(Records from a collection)
--- Start ---
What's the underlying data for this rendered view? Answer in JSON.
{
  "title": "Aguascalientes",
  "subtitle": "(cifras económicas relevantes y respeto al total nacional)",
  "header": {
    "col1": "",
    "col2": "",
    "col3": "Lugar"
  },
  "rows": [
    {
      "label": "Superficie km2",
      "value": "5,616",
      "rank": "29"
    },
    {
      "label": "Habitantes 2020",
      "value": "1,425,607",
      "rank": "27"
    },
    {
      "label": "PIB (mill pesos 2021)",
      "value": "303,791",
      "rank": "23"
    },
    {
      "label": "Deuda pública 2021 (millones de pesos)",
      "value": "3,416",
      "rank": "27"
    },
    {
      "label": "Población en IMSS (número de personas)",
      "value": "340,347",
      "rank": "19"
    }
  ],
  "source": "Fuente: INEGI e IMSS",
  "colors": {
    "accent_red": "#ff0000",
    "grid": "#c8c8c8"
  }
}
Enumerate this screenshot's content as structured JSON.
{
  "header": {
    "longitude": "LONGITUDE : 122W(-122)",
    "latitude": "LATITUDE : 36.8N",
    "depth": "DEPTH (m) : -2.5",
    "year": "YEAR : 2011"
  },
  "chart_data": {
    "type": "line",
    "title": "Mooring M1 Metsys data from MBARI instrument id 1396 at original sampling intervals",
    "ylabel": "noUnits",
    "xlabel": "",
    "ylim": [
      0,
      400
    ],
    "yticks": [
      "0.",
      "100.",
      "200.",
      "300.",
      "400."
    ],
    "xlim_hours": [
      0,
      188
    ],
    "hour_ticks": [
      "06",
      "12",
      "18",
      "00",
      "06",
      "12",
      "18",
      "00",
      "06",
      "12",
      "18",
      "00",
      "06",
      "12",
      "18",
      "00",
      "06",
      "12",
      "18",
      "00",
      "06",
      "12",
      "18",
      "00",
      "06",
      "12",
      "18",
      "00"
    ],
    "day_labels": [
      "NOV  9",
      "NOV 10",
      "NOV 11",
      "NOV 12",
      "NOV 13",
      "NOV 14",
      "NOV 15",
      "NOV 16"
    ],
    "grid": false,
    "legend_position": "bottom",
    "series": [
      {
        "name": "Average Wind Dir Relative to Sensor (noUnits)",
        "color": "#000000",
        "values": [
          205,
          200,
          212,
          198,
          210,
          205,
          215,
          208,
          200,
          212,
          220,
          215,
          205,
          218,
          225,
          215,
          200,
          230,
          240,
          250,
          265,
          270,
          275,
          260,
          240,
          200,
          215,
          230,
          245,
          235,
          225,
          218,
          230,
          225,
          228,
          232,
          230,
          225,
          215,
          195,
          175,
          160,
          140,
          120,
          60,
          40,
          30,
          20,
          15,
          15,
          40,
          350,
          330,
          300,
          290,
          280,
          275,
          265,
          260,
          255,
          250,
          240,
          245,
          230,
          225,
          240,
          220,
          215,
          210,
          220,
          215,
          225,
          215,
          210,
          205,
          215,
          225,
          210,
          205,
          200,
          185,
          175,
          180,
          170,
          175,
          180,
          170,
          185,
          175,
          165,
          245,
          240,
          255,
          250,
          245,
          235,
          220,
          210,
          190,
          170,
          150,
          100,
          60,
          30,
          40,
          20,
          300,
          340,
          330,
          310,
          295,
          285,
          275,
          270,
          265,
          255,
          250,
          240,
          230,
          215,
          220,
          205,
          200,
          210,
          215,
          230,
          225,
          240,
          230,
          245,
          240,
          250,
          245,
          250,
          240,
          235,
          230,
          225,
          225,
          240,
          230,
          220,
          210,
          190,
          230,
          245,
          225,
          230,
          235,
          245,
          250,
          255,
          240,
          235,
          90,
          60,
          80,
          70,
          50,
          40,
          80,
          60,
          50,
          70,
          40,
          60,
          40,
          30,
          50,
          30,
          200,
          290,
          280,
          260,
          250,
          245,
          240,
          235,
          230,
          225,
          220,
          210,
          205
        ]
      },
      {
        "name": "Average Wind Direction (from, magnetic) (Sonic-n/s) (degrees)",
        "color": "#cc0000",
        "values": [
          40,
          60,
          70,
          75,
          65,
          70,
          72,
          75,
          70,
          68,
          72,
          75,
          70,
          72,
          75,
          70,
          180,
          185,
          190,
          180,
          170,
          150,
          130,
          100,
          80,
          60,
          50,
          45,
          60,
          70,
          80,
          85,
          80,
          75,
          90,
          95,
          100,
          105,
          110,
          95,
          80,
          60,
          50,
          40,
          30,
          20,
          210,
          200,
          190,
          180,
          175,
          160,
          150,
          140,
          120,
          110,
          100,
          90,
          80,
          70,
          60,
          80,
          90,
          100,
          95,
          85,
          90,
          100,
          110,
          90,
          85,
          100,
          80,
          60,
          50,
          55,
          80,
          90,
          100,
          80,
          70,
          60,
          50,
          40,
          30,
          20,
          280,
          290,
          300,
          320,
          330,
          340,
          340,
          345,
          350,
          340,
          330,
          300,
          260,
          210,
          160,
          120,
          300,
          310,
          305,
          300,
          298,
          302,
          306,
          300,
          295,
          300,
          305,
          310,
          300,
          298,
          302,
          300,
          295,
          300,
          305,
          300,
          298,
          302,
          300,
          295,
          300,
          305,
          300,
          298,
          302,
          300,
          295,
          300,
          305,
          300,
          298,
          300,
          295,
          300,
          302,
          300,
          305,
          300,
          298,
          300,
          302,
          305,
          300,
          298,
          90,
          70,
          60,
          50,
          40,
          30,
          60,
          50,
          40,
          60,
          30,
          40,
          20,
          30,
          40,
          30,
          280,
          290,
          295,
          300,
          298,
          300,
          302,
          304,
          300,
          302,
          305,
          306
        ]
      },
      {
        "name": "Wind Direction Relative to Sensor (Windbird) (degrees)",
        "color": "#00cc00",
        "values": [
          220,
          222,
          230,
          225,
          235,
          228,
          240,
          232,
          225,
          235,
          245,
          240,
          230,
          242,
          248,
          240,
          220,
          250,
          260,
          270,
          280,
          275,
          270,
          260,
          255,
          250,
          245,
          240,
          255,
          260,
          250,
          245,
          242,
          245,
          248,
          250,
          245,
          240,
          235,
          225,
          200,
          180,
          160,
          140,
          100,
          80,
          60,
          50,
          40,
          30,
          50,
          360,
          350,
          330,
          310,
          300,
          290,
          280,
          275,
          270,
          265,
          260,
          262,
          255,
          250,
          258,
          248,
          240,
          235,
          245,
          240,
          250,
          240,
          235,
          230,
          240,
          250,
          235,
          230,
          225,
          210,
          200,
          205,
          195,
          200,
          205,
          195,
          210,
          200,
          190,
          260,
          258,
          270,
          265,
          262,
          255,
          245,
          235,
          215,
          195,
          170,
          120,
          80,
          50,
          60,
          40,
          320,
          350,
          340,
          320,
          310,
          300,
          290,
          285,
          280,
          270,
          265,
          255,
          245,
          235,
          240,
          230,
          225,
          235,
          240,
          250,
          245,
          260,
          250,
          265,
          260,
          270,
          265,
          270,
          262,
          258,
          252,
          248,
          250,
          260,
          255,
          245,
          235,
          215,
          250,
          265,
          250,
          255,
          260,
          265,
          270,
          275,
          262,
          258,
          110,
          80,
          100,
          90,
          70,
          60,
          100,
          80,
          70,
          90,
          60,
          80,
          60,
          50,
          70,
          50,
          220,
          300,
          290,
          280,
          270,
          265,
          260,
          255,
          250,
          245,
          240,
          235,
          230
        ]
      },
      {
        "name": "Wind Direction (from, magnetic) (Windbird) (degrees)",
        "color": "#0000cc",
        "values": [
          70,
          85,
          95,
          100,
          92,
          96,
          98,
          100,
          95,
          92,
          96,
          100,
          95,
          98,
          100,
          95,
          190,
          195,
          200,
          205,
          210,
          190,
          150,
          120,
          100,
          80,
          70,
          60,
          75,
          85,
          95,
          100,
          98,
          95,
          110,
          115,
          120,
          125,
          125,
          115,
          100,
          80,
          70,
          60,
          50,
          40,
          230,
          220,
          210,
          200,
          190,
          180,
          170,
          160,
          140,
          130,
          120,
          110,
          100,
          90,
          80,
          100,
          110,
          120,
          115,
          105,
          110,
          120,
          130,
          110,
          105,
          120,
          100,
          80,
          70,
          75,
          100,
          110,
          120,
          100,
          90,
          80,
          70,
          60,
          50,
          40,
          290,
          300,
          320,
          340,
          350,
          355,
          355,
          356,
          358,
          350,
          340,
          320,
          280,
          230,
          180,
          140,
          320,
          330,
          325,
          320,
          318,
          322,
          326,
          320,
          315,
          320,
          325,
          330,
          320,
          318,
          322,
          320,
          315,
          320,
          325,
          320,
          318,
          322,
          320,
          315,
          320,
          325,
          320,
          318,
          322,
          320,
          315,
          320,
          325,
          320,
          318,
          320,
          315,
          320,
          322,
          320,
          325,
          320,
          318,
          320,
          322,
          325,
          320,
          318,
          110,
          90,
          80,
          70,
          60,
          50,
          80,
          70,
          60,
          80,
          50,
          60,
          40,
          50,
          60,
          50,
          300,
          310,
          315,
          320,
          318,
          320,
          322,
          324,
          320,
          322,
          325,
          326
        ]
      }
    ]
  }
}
--- End ---
* [STATED TASK] Each line in the entries above that includes the string "JSON" should be extracted.

* [EXERCISE RESPONSE]
What's the underlying data for this rendered view? Answer in JSON.
Enumerate this screenshot's content as structured JSON.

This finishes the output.